Records supplied:
--

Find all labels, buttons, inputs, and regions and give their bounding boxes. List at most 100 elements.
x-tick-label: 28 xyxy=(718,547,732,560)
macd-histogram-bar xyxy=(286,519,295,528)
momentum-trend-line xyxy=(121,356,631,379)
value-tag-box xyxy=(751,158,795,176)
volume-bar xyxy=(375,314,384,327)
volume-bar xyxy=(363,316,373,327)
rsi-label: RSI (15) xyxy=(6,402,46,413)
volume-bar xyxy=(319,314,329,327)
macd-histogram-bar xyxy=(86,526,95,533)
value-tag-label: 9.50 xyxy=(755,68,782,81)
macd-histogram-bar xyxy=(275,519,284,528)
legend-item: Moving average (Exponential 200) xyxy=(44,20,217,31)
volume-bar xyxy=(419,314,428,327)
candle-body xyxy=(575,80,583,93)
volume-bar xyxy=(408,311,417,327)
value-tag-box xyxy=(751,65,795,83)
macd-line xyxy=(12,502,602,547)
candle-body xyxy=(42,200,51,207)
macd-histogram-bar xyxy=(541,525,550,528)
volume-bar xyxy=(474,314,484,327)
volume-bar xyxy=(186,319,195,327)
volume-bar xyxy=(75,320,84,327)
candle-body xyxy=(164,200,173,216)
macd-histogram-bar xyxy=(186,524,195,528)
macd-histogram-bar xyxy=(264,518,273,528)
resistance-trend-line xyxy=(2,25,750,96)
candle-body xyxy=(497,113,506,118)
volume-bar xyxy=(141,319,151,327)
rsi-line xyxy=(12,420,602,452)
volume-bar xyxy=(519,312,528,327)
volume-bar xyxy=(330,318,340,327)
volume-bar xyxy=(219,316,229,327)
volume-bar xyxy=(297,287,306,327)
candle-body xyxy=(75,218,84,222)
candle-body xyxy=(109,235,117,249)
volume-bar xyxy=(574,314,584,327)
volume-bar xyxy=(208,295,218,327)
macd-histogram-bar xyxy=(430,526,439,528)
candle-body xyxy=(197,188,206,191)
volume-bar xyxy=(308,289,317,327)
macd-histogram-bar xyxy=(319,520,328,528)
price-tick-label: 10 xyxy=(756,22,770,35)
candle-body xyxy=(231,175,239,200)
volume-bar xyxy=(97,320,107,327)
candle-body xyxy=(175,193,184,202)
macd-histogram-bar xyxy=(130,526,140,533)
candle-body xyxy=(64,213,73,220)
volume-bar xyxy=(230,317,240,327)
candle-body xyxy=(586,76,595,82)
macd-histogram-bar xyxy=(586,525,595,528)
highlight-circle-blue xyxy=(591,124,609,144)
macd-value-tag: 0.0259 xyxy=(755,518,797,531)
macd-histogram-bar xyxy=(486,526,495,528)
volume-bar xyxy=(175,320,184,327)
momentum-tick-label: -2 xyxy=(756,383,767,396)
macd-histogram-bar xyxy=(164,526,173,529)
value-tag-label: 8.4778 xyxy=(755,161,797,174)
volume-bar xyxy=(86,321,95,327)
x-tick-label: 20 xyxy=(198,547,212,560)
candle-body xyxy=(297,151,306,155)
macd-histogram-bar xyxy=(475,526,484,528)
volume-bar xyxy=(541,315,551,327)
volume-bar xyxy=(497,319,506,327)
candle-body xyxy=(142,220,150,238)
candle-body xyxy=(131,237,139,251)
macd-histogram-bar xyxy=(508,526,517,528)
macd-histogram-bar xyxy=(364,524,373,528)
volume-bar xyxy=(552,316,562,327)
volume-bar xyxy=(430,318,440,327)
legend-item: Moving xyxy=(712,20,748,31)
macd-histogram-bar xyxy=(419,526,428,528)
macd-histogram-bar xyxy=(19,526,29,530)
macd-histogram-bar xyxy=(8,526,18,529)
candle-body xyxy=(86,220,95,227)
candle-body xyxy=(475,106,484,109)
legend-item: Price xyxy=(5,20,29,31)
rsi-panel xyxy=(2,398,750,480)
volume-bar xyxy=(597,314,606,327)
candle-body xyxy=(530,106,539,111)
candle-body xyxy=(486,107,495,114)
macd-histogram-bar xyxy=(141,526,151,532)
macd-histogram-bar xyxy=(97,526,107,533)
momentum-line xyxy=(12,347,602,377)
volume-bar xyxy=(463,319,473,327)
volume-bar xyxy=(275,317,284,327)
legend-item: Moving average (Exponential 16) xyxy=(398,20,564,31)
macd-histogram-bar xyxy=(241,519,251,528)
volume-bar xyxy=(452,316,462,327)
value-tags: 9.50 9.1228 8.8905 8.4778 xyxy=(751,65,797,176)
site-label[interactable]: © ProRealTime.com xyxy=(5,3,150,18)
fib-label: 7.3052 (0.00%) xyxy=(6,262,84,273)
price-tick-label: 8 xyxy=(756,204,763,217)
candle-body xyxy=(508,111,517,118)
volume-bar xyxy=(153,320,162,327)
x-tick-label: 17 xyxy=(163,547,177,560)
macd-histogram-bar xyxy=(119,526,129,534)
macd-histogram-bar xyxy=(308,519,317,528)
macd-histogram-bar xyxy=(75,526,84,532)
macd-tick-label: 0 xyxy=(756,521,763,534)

--

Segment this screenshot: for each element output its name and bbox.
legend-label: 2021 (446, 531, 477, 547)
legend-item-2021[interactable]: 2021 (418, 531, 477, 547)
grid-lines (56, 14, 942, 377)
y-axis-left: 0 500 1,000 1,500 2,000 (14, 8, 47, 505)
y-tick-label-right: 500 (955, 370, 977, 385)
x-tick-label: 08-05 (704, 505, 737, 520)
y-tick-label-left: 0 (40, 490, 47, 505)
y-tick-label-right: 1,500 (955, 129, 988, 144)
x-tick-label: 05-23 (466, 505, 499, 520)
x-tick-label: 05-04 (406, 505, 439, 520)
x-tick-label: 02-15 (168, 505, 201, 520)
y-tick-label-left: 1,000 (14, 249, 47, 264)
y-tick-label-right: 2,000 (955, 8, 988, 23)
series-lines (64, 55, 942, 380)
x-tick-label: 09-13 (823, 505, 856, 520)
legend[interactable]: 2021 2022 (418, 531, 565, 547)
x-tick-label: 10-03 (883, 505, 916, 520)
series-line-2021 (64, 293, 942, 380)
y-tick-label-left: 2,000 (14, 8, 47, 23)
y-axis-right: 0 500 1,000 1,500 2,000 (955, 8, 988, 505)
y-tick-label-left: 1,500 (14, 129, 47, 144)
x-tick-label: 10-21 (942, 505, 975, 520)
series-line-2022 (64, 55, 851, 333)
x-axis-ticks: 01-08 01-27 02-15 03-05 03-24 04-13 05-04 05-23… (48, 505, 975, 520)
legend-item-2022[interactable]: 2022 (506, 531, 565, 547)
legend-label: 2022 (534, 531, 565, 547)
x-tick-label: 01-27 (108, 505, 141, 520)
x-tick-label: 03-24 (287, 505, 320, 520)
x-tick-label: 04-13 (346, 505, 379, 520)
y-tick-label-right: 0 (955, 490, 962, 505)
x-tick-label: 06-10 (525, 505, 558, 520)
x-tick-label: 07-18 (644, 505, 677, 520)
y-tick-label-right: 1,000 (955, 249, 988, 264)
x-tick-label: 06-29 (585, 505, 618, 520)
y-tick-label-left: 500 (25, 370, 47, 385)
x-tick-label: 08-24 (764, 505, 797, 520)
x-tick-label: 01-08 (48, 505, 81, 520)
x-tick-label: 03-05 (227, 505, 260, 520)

--

Set task:
Set down the records from the line that contains "Find all labels, buttons, inputs, and" through the line that contains "value-tag-box xyxy=(751,65,795,83)", copying each line as it stands.

Solved exercise:
Find all labels, buttons, inputs, and regions and give their bounding boxes. List at most 100 elements.
x-tick-label: 28 xyxy=(718,547,732,560)
macd-histogram-bar xyxy=(286,519,295,528)
momentum-trend-line xyxy=(121,356,631,379)
value-tag-box xyxy=(751,158,795,176)
volume-bar xyxy=(375,314,384,327)
volume-bar xyxy=(363,316,373,327)
rsi-label: RSI (15) xyxy=(6,402,46,413)
volume-bar xyxy=(319,314,329,327)
macd-histogram-bar xyxy=(86,526,95,533)
value-tag-label: 9.50 xyxy=(755,68,782,81)
macd-histogram-bar xyxy=(275,519,284,528)
legend-item: Moving average (Exponential 200) xyxy=(44,20,217,31)
volume-bar xyxy=(419,314,428,327)
candle-body xyxy=(575,80,583,93)
volume-bar xyxy=(408,311,417,327)
value-tag-box xyxy=(751,65,795,83)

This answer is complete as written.